**Written problem**
Write every line of the material out exactly as shown.
* START Material provided *
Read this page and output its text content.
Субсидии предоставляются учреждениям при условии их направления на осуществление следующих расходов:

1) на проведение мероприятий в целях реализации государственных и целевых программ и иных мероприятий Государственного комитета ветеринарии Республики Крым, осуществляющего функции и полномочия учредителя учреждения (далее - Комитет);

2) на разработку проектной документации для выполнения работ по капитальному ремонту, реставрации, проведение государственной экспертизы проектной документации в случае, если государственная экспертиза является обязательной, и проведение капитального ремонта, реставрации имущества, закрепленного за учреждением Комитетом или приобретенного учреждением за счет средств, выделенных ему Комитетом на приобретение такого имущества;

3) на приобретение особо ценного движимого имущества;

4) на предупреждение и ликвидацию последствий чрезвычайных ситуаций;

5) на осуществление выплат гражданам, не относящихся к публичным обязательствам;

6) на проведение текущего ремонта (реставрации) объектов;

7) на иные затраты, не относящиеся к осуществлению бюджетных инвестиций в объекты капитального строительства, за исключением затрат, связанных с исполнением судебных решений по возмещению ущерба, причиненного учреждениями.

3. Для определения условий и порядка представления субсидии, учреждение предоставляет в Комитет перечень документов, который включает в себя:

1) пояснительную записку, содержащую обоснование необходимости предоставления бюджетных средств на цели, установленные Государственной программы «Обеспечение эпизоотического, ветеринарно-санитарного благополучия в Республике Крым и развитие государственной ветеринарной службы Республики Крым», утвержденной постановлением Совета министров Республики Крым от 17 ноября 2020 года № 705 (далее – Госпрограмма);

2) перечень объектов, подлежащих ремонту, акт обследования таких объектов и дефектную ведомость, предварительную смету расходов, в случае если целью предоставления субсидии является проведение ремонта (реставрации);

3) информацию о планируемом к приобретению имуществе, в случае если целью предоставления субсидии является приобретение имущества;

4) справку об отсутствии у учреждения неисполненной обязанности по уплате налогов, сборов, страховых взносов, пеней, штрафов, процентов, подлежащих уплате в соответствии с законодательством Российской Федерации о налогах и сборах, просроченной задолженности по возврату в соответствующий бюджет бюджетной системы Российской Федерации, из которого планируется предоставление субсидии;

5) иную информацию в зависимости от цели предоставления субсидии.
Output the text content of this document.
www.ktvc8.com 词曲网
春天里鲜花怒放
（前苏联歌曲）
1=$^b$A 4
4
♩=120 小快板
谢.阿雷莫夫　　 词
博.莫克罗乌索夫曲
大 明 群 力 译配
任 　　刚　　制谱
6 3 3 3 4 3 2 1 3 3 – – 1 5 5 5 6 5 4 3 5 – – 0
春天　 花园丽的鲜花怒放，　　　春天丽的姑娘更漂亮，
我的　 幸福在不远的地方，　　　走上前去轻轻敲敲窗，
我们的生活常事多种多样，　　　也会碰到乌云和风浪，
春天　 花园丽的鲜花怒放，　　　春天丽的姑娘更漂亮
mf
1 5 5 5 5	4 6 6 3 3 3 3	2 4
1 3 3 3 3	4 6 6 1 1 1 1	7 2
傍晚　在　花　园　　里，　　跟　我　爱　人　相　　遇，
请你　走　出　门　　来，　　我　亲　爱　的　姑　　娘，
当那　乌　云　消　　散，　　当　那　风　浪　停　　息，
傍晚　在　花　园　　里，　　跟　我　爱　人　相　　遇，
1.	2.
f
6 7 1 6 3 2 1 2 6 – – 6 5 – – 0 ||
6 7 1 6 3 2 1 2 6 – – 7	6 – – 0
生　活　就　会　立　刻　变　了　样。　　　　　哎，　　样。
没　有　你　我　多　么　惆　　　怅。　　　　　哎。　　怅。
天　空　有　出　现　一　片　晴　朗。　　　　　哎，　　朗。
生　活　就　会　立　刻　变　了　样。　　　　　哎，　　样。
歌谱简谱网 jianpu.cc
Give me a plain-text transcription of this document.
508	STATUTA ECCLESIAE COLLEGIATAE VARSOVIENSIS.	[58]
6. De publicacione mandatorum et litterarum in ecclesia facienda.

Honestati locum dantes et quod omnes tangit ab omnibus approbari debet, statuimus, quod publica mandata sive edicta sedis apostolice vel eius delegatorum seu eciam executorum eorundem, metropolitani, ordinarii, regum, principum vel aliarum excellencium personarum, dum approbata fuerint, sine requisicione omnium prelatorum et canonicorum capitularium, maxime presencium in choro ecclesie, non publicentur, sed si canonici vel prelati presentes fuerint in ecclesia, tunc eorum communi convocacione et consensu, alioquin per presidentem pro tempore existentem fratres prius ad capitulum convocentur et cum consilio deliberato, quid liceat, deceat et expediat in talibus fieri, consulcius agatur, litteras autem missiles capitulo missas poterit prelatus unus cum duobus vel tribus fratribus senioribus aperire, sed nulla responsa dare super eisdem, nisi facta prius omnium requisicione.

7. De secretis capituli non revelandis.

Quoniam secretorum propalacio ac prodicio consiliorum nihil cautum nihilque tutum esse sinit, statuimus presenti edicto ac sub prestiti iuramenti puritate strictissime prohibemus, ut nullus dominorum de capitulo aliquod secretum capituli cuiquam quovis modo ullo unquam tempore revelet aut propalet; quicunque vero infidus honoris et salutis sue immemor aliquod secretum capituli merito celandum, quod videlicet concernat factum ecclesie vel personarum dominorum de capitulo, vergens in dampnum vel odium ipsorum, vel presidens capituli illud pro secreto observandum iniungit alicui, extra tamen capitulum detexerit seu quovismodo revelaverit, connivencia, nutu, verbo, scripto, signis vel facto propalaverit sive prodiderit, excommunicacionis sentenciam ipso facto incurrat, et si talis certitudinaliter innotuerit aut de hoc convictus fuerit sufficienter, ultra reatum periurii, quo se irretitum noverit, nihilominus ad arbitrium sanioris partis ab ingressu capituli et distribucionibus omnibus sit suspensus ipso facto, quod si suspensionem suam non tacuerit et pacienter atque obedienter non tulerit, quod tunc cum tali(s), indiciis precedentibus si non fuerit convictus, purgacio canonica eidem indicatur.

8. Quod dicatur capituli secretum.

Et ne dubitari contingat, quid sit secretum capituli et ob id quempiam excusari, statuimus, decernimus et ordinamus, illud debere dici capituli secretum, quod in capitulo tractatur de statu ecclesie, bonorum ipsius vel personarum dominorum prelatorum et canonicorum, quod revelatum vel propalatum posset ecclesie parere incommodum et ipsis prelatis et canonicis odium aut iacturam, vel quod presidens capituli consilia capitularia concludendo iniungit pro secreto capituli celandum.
* END Material provided *
**Solution to the exercise**
Read this page and output its text content.
Субсидии предоставляются учреждениям при условии их направления на осуществление следующих расходов:

1) на проведение мероприятий в целях реализации государственных и целевых программ и иных мероприятий Государственного комитета ветеринарии Республики Крым, осуществляющего функции и полномочия учредителя учреждения (далее - Комитет);

2) на разработку проектной документации для выполнения работ по капитальному ремонту, реставрации, проведение государственной экспертизы проектной документации в случае, если государственная экспертиза является обязательной, и проведение капитального ремонта, реставрации имущества, закрепленного за учреждением Комитетом или приобретенного учреждением за счет средств, выделенных ему Комитетом на приобретение такого имущества;

3) на приобретение особо ценного движимого имущества;

4) на предупреждение и ликвидацию последствий чрезвычайных ситуаций;

5) на осуществление выплат гражданам, не относящихся к публичным обязательствам;

6) на проведение текущего ремонта (реставрации) объектов;

7) на иные затраты, не относящиеся к осуществлению бюджетных инвестиций в объекты капитального строительства, за исключением затрат, связанных с исполнением судебных решений по возмещению ущерба, причиненного учреждениями.

3. Для определения условий и порядка представления субсидии, учреждение предоставляет в Комитет перечень документов, который включает в себя:

1) пояснительную записку, содержащую обоснование необходимости предоставления бюджетных средств на цели, установленные Государственной программы «Обеспечение эпизоотического, ветеринарно-санитарного благополучия в Республике Крым и развитие государственной ветеринарной службы Республики Крым», утвержденной постановлением Совета министров Республики Крым от 17 ноября 2020 года № 705 (далее – Госпрограмма);

2) перечень объектов, подлежащих ремонту, акт обследования таких объектов и дефектную ведомость, предварительную смету расходов, в случае если целью предоставления субсидии является проведение ремонта (реставрации);

3) информацию о планируемом к приобретению имуществе, в случае если целью предоставления субсидии является приобретение имущества;

4) справку об отсутствии у учреждения неисполненной обязанности по уплате налогов, сборов, страховых взносов, пеней, штрафов, процентов, подлежащих уплате в соответствии с законодательством Российской Федерации о налогах и сборах, просроченной задолженности по возврату в соответствующий бюджет бюджетной системы Российской Федерации, из которого планируется предоставление субсидии;

5) иную информацию в зависимости от цели предоставления субсидии.
Output the text content of this document.
www.ktvc8.com 词曲网
春天里鲜花怒放
（前苏联歌曲）
1=$^b$A 4
4
♩=120 小快板
谢.阿雷莫夫　　 词
博.莫克罗乌索夫曲
大 明 群 力 译配
任 　　刚　　制谱
6 3 3 3 4 3 2 1 3 3 – – 1 5 5 5 6 5 4 3 5 – – 0
春天　 花园丽的鲜花怒放，　　　春天丽的姑娘更漂亮，
我的　 幸福在不远的地方，　　　走上前去轻轻敲敲窗，
我们的生活常事多种多样，　　　也会碰到乌云和风浪，
春天　 花园丽的鲜花怒放，　　　春天丽的姑娘更漂亮
mf
1 5 5 5 5	4 6 6 3 3 3 3	2 4
1 3 3 3 3	4 6 6 1 1 1 1	7 2
傍晚　在　花　园　　里，　　跟　我　爱　人　相　　遇，
请你　走　出　门　　来，　　我　亲　爱　的　姑　　娘，
当那　乌　云　消　　散，　　当　那　风　浪　停　　息，
傍晚　在　花　园　　里，　　跟　我　爱　人　相　　遇，
1.	2.
f
6 7 1 6 3 2 1 2 6 – – 6 5 – – 0 ||
6 7 1 6 3 2 1 2 6 – – 7	6 – – 0
生　活　就　会　立　刻　变　了　样。　　　　　哎，　　样。
没　有　你　我　多　么　惆　　　怅。　　　　　哎。　　怅。
天　空　有　出　现　一　片　晴　朗。　　　　　哎，　　朗。
生　活　就　会　立　刻　变　了　样。　　　　　哎，　　样。
歌谱简谱网 jianpu.cc
Give me a plain-text transcription of this document.
508	STATUTA ECCLESIAE COLLEGIATAE VARSOVIENSIS.	[58]
6. De publicacione mandatorum et litterarum in ecclesia facienda.

Honestati locum dantes et quod omnes tangit ab omnibus approbari debet, statuimus, quod publica mandata sive edicta sedis apostolice vel eius delegatorum seu eciam executorum eorundem, metropolitani, ordinarii, regum, principum vel aliarum excellencium personarum, dum approbata fuerint, sine requisicione omnium prelatorum et canonicorum capitularium, maxime presencium in choro ecclesie, non publicentur, sed si canonici vel prelati presentes fuerint in ecclesia, tunc eorum communi convocacione et consensu, alioquin per presidentem pro tempore existentem fratres prius ad capitulum convocentur et cum consilio deliberato, quid liceat, deceat et expediat in talibus fieri, consulcius agatur, litteras autem missiles capitulo missas poterit prelatus unus cum duobus vel tribus fratribus senioribus aperire, sed nulla responsa dare super eisdem, nisi facta prius omnium requisicione.

7. De secretis capituli non revelandis.

Quoniam secretorum propalacio ac prodicio consiliorum nihil cautum nihilque tutum esse sinit, statuimus presenti edicto ac sub prestiti iuramenti puritate strictissime prohibemus, ut nullus dominorum de capitulo aliquod secretum capituli cuiquam quovis modo ullo unquam tempore revelet aut propalet; quicunque vero infidus honoris et salutis sue immemor aliquod secretum capituli merito celandum, quod videlicet concernat factum ecclesie vel personarum dominorum de capitulo, vergens in dampnum vel odium ipsorum, vel presidens capituli illud pro secreto observandum iniungit alicui, extra tamen capitulum detexerit seu quovismodo revelaverit, connivencia, nutu, verbo, scripto, signis vel facto propalaverit sive prodiderit, excommunicacionis sentenciam ipso facto incurrat, et si talis certitudinaliter innotuerit aut de hoc convictus fuerit sufficienter, ultra reatum periurii, quo se irretitum noverit, nihilominus ad arbitrium sanioris partis ab ingressu capituli et distribucionibus omnibus sit suspensus ipso facto, quod si suspensionem suam non tacuerit et pacienter atque obedienter non tulerit, quod tunc cum tali(s), indiciis precedentibus si non fuerit convictus, purgacio canonica eidem indicatur.

8. Quod dicatur capituli secretum.

Et ne dubitari contingat, quid sit secretum capituli et ob id quempiam excusari, statuimus, decernimus et ordinamus, illud debere dici capituli secretum, quod in capitulo tractatur de statu ecclesie, bonorum ipsius vel personarum dominorum prelatorum et canonicorum, quod revelatum vel propalatum posset ecclesie parere incommodum et ipsis prelatis et canonicis odium aut iacturam, vel quod presidens capituli consilia capitularia concludendo iniungit pro secreto capituli celandum.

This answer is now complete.